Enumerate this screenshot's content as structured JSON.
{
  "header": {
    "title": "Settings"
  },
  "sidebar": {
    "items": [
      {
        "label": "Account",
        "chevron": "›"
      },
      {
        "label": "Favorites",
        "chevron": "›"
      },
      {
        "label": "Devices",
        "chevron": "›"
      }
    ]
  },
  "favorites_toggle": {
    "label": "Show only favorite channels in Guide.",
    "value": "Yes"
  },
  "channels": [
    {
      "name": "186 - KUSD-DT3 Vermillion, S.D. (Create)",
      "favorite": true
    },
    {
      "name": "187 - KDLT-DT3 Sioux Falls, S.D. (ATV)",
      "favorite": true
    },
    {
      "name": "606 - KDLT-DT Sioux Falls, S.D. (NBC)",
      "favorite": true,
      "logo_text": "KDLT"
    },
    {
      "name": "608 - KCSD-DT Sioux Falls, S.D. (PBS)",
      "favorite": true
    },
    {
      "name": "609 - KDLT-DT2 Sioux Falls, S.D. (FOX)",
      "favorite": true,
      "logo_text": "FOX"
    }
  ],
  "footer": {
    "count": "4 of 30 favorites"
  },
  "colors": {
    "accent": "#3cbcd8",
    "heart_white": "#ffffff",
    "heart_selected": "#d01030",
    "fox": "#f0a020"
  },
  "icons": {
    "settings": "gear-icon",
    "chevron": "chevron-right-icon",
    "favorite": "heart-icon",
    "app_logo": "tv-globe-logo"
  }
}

◇ ◇ ◇ ◇ ◇ ◇ ◇

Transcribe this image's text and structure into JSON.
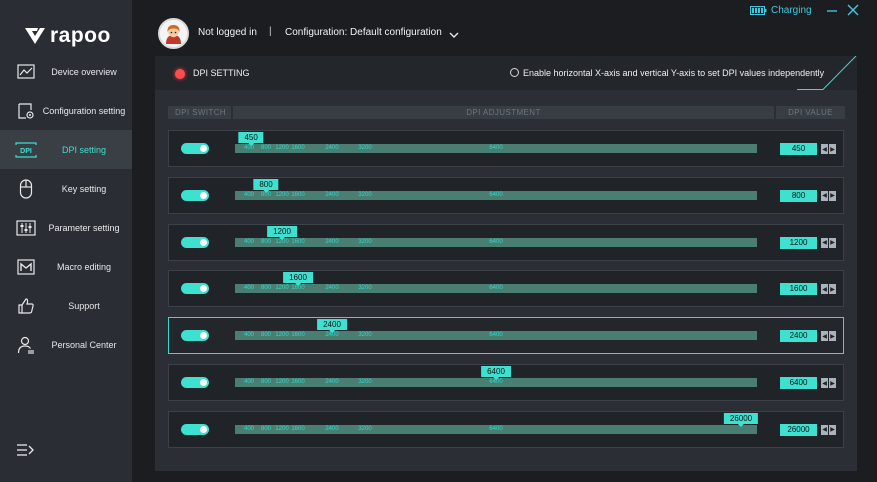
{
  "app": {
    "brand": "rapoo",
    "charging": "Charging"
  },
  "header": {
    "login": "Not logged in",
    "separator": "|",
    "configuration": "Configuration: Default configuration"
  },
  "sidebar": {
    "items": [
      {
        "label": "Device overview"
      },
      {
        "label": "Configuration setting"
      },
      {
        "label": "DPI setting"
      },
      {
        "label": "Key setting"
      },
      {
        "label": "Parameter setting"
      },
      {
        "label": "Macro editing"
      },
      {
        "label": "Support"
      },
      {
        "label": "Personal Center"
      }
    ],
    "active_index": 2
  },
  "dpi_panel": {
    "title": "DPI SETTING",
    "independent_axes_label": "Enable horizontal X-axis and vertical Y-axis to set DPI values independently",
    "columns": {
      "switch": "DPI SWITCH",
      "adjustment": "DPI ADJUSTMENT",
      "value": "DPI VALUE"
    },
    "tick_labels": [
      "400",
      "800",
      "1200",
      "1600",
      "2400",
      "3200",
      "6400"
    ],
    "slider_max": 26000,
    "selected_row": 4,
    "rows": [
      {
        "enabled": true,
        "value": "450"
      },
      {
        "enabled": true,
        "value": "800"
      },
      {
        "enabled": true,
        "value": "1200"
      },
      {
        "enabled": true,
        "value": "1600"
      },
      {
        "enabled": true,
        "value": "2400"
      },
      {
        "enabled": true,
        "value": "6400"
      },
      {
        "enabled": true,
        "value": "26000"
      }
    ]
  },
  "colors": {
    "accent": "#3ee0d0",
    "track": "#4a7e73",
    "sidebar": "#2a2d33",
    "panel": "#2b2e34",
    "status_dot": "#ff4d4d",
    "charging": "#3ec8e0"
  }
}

◇ ◇ ◇ ◇ ◇ ◇ ◇

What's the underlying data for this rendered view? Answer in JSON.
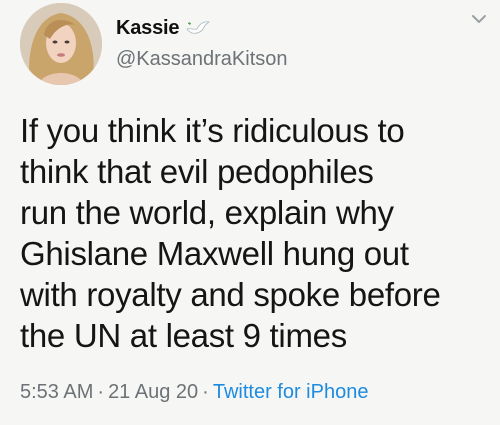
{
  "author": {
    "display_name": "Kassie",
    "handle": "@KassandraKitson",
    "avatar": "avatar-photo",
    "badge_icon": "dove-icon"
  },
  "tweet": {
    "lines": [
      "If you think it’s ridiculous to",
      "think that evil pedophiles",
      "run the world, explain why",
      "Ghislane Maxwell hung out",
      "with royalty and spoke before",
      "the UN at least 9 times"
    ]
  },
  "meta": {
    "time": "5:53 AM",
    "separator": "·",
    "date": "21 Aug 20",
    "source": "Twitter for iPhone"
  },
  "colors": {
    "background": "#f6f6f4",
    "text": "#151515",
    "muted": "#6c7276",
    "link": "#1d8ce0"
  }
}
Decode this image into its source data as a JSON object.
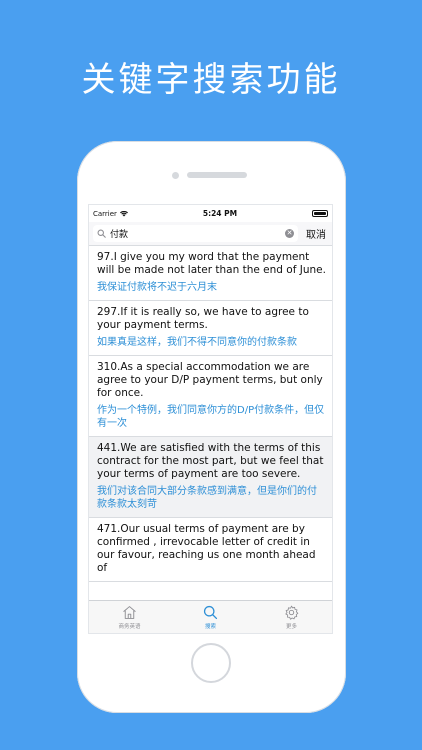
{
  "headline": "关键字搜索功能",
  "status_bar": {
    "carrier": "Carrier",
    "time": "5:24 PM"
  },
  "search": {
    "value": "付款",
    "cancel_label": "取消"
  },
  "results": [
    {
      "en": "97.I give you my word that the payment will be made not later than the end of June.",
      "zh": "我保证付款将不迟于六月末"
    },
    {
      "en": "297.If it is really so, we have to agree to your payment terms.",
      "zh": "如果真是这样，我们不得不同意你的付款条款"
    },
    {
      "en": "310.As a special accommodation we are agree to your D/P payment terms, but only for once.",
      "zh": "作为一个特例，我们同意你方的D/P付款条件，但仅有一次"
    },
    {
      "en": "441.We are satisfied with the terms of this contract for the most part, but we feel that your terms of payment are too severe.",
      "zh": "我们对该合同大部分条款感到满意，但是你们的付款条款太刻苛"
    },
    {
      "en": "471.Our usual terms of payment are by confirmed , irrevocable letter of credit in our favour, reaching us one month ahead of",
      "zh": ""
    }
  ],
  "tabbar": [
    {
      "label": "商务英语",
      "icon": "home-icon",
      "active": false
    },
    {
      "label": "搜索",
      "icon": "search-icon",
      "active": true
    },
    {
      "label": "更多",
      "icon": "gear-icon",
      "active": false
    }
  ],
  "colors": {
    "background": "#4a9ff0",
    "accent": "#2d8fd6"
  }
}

◇ ◇ ◇ ◇ ◇ ◇ ◇

Problem to work on →
Reply with the number of lines in the preceding entries that contain "agree", and no other words.

Problem solution →
2